◆ **Required task**: Report how many lines below contain the word "PERFORMED", and give only that number.

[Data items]

━━━━━━━━━━━━━━━━━━━━

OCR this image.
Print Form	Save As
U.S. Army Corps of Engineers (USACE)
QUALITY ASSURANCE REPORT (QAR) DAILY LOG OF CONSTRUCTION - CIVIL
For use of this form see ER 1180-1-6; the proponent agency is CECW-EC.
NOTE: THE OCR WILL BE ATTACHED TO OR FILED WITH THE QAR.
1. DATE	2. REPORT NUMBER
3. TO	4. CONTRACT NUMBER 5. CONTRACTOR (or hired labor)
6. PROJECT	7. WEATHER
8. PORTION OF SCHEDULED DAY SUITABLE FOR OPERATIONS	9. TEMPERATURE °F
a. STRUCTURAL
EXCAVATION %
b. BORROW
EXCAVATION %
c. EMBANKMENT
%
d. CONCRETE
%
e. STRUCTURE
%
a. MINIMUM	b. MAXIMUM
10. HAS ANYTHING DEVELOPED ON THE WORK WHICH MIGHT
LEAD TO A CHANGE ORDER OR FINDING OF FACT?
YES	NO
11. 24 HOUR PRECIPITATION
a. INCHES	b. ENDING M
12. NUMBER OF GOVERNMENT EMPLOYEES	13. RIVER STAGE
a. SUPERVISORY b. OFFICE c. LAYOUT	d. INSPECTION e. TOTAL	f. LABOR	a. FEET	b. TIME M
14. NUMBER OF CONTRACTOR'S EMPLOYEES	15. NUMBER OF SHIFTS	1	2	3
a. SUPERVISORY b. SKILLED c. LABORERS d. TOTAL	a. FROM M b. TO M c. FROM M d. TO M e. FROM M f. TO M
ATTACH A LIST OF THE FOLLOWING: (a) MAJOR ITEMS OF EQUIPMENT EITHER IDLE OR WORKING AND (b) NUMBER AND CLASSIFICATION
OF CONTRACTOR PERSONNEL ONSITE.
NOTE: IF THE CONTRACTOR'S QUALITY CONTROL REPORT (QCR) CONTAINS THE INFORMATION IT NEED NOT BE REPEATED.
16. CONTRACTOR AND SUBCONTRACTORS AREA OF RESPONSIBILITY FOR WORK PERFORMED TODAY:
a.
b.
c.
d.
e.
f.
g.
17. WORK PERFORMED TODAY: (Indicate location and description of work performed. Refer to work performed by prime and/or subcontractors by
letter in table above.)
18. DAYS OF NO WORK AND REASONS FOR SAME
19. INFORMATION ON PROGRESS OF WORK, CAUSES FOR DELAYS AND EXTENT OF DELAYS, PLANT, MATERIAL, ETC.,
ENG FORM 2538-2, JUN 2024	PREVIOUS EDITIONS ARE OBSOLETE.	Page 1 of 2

━━━━━━━━━━━━━━━━━━━━

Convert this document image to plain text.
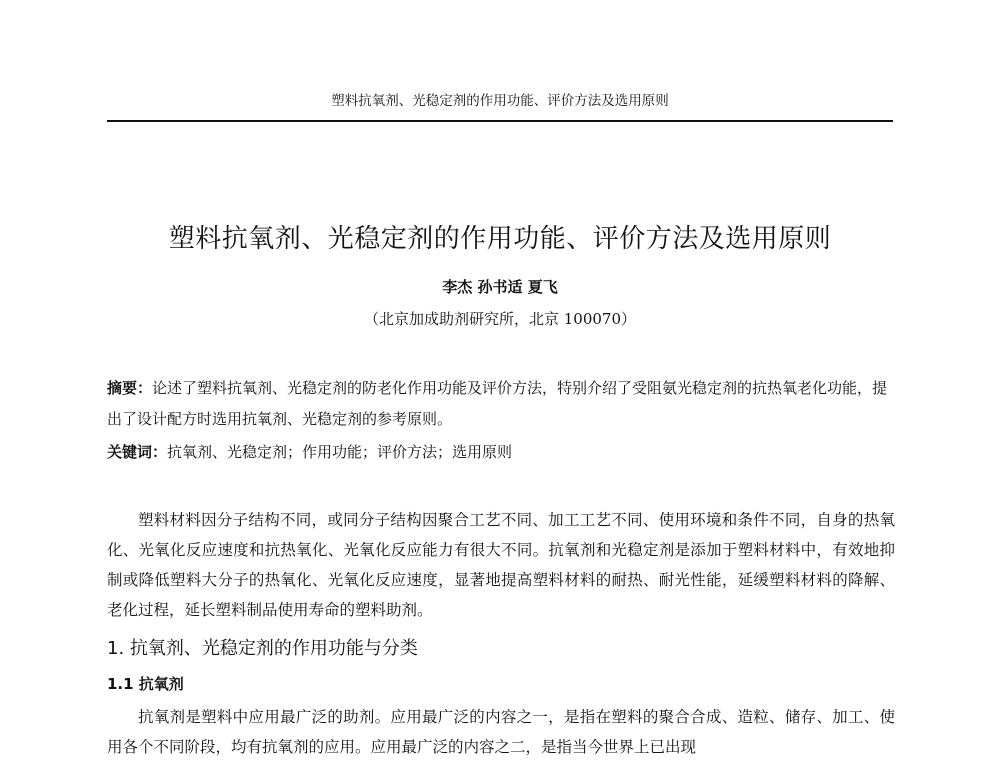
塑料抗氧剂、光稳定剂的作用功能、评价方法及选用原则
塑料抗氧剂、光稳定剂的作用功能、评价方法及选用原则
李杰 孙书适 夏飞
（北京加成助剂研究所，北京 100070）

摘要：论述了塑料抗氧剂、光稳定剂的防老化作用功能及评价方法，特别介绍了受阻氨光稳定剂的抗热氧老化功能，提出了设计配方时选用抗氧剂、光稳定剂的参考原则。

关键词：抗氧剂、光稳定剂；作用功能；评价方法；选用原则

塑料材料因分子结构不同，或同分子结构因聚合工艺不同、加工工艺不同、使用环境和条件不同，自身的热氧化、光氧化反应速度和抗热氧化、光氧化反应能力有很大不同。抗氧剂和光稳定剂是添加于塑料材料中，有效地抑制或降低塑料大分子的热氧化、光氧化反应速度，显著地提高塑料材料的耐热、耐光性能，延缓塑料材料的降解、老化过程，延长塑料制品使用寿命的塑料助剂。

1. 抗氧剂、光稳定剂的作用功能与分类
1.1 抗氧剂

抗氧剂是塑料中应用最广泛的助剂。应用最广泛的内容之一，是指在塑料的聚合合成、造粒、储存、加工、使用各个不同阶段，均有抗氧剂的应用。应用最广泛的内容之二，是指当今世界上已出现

━━━━━━━━━━━━━━━━━━━━

◆ **Response**: 2